> Given request:
Omit all pictures, then retype the data exactly as given.

(Stored records)
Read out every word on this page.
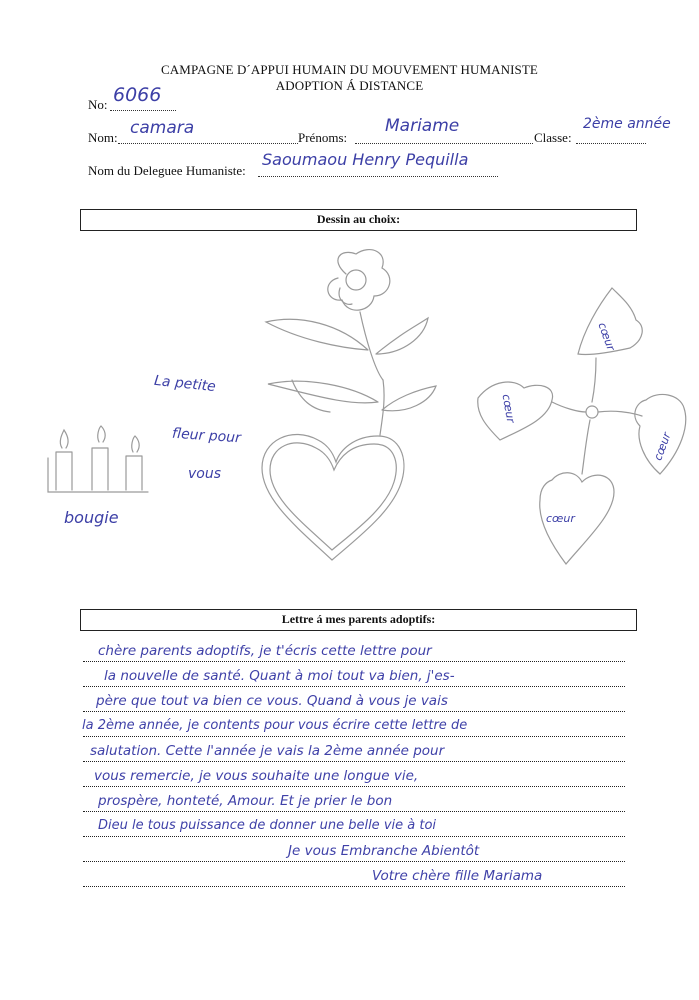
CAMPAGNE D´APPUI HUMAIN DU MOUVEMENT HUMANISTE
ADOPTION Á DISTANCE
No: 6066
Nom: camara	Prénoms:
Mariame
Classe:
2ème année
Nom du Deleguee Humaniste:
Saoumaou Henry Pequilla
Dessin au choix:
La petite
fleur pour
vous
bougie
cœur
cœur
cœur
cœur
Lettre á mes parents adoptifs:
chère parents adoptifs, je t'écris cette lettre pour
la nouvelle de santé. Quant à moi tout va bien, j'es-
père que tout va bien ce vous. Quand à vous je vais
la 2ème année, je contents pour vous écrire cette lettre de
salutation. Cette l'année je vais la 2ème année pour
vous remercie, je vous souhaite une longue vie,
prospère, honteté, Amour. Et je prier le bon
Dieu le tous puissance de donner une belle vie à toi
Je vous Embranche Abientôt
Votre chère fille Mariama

> Finished task:
Read out every word on this page.
CAMPAGNE D´APPUI HUMAIN DU MOUVEMENT HUMANISTE
ADOPTION Á DISTANCE
No: 6066
Nom: camara	Prénoms:
Mariame
Classe:
2ème année
Nom du Deleguee Humaniste:
Saoumaou Henry Pequilla
Dessin au choix:
La petite
fleur pour
vous
bougie
cœur
cœur
cœur
cœur
Lettre á mes parents adoptifs:
chère parents adoptifs, je t'écris cette lettre pour
la nouvelle de santé. Quant à moi tout va bien, j'es-
père que tout va bien ce vous. Quand à vous je vais
la 2ème année, je contents pour vous écrire cette lettre de
salutation. Cette l'année je vais la 2ème année pour
vous remercie, je vous souhaite une longue vie,
prospère, honteté, Amour. Et je prier le bon
Dieu le tous puissance de donner une belle vie à toi
Je vous Embranche Abientôt
Votre chère fille Mariama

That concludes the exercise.